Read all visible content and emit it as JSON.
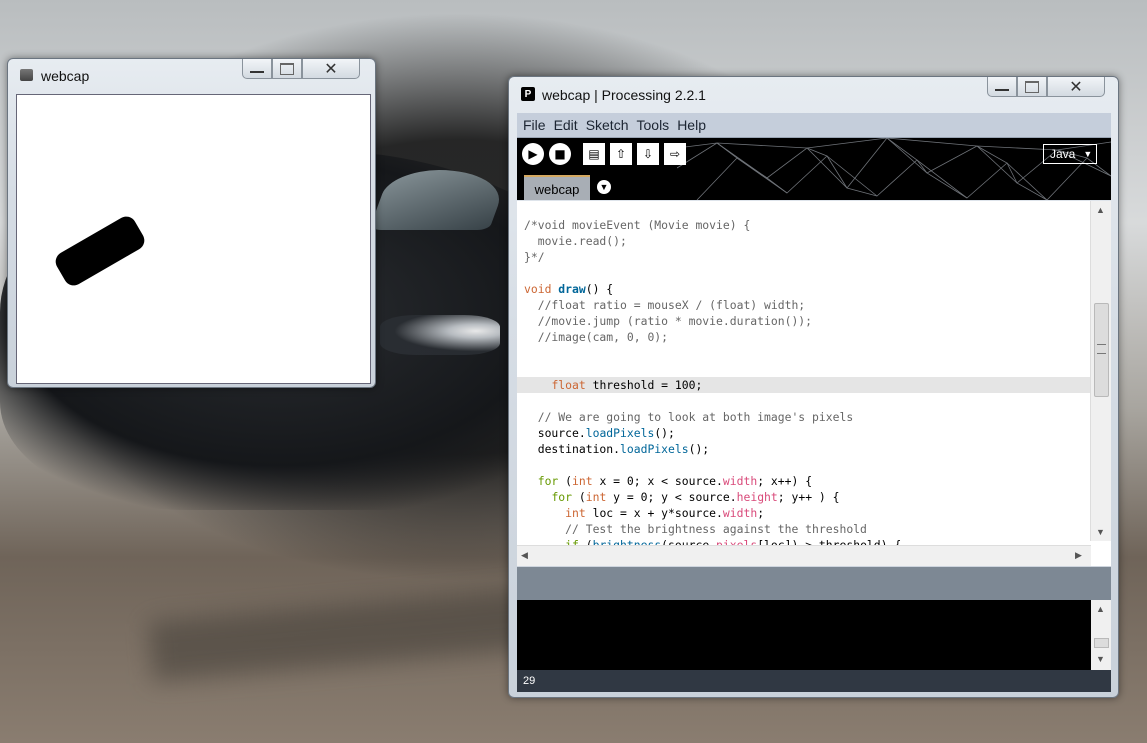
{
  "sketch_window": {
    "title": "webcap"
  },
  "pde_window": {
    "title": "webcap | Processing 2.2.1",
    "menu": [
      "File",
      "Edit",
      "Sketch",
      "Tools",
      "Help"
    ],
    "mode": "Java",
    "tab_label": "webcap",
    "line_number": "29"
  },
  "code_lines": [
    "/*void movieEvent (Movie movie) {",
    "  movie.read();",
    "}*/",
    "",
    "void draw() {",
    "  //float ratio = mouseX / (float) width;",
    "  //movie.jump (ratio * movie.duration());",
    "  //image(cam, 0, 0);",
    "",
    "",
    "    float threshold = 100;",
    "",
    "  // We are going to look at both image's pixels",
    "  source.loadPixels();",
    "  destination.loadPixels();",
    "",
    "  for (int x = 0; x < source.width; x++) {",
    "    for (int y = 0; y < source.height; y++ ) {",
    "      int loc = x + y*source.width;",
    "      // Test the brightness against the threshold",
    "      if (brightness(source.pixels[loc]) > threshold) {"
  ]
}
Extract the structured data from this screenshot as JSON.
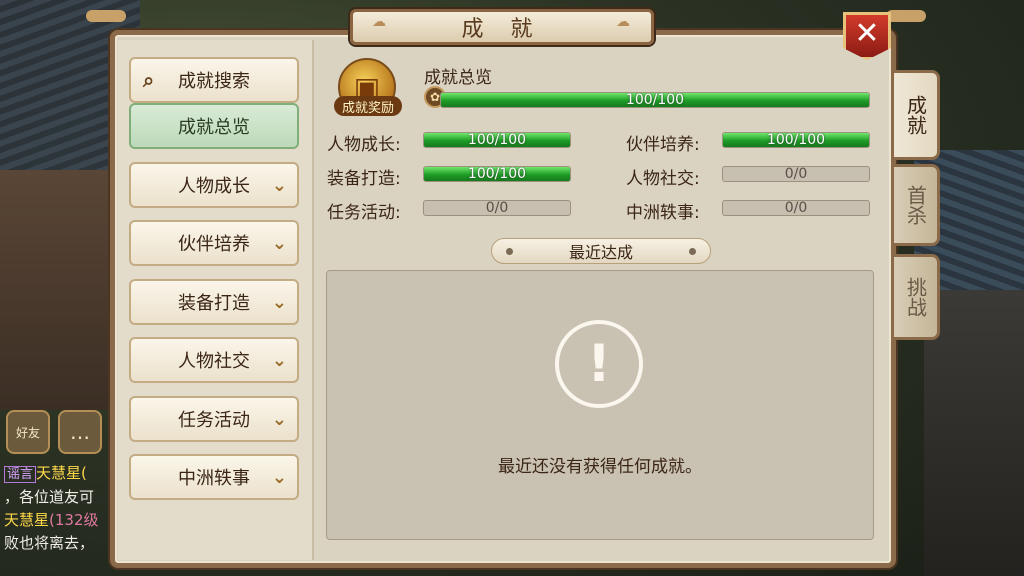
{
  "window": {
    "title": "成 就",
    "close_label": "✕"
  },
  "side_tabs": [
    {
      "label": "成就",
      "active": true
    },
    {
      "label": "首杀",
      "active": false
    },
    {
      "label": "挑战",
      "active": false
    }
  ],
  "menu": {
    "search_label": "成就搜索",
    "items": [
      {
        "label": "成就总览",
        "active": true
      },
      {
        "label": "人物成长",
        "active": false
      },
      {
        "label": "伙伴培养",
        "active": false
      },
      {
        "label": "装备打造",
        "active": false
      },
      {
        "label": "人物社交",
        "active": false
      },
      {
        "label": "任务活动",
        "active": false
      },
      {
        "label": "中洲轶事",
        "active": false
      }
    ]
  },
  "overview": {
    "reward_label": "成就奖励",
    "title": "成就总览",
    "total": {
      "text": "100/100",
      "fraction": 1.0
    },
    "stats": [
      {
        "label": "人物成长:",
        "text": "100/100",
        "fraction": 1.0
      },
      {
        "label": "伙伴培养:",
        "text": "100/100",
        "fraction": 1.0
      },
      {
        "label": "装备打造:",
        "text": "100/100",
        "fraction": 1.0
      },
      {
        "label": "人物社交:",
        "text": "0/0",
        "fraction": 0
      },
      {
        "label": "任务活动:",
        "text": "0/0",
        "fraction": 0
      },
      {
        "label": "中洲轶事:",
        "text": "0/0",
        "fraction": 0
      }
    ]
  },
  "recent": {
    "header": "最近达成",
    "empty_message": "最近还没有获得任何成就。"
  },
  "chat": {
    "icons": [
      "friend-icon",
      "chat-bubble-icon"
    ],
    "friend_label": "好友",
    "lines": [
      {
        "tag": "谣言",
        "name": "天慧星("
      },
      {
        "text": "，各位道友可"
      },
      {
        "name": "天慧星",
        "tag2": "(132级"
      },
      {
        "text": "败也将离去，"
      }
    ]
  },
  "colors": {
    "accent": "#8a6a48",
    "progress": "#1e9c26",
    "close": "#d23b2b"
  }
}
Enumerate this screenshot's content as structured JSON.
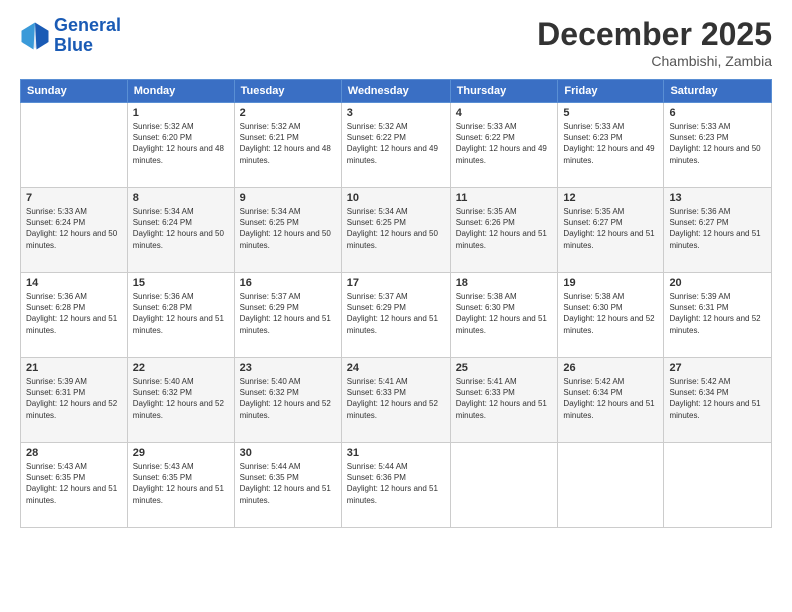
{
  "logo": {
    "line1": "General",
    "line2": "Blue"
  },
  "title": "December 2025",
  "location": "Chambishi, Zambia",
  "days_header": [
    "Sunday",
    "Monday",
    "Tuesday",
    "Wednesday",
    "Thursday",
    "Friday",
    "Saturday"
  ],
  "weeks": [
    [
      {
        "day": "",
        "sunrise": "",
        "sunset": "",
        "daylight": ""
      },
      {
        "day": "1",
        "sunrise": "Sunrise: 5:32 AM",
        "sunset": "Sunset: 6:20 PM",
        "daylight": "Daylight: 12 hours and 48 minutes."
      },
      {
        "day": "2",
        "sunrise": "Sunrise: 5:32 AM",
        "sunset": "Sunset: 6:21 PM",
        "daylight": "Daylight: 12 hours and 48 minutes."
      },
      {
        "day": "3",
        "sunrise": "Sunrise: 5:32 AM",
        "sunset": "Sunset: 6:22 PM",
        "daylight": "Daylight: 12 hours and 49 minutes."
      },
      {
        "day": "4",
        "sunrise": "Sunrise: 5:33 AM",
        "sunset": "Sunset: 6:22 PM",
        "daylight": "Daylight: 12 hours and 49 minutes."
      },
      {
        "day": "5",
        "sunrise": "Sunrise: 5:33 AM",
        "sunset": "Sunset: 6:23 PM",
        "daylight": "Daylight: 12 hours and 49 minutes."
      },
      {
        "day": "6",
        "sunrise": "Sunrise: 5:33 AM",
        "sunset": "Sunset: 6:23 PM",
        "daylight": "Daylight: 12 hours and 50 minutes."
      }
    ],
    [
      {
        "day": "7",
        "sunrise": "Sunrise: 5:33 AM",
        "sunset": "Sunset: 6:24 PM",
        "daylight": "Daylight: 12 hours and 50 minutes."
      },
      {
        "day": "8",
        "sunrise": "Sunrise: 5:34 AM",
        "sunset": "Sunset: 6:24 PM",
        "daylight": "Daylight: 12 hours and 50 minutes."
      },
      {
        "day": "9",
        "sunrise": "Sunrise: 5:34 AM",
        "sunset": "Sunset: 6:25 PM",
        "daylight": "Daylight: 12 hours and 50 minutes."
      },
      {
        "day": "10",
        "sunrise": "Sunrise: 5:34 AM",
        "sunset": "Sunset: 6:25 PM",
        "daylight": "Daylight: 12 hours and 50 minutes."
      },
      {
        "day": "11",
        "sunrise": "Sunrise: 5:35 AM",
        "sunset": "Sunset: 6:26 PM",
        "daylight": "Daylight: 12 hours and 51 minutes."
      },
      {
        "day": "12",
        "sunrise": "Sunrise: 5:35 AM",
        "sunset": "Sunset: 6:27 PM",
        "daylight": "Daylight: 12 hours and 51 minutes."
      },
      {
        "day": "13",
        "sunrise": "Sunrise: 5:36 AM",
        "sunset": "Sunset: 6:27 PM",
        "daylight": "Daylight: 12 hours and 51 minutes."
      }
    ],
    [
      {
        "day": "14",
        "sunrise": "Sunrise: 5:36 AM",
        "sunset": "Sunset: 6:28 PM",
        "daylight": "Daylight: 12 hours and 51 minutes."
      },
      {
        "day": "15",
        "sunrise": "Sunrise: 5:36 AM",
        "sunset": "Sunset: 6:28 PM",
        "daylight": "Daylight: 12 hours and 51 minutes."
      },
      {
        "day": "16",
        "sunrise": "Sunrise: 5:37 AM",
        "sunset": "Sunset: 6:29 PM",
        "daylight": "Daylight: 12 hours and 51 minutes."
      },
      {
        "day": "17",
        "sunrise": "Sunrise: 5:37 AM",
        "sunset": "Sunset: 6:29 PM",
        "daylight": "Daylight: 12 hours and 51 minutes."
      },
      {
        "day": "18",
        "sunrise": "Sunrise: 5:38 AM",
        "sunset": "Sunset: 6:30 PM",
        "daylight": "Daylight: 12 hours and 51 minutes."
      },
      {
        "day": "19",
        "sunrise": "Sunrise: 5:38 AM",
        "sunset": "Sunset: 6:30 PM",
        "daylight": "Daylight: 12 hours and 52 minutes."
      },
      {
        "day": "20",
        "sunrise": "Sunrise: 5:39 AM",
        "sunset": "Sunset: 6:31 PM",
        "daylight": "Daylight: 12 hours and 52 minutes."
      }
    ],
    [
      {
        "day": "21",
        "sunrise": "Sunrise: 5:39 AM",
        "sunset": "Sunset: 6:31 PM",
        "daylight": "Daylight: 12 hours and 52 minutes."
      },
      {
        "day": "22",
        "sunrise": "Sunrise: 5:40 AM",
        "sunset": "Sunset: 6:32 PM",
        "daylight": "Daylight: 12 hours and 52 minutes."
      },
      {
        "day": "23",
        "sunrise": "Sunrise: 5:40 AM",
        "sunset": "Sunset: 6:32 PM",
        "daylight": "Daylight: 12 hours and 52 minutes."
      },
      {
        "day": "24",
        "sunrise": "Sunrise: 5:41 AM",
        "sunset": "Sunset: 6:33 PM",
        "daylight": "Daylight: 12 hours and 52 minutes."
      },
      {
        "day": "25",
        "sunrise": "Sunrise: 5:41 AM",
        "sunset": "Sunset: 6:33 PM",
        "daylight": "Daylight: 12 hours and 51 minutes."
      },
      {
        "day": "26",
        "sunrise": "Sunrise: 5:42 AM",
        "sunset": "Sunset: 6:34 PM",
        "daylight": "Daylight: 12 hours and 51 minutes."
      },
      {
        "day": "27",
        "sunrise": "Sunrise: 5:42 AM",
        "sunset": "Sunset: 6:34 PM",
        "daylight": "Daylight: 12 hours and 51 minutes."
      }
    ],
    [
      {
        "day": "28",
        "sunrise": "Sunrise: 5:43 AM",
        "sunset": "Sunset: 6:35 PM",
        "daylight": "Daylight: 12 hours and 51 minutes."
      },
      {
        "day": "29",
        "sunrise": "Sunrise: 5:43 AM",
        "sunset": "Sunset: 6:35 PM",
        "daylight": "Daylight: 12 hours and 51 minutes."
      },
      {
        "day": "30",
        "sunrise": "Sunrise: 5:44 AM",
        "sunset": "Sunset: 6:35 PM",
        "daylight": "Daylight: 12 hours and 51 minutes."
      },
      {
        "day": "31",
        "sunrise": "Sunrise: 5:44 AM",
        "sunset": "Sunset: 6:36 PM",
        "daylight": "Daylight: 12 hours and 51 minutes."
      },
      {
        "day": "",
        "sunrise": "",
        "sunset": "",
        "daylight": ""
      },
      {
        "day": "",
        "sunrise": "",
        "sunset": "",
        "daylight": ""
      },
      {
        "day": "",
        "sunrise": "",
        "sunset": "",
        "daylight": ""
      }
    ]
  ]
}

■ ■ ■ ■

_WORK TO BE COMPLETED:_
Gather every line from the entries above where the word "JSON" appears, and copy them.

_EXERCISE ANSWER:_
Read all visible content and emit it as JSON.
Extract the structured data from this screenshot as JSON.
Enumerate this screenshot's content as structured JSON.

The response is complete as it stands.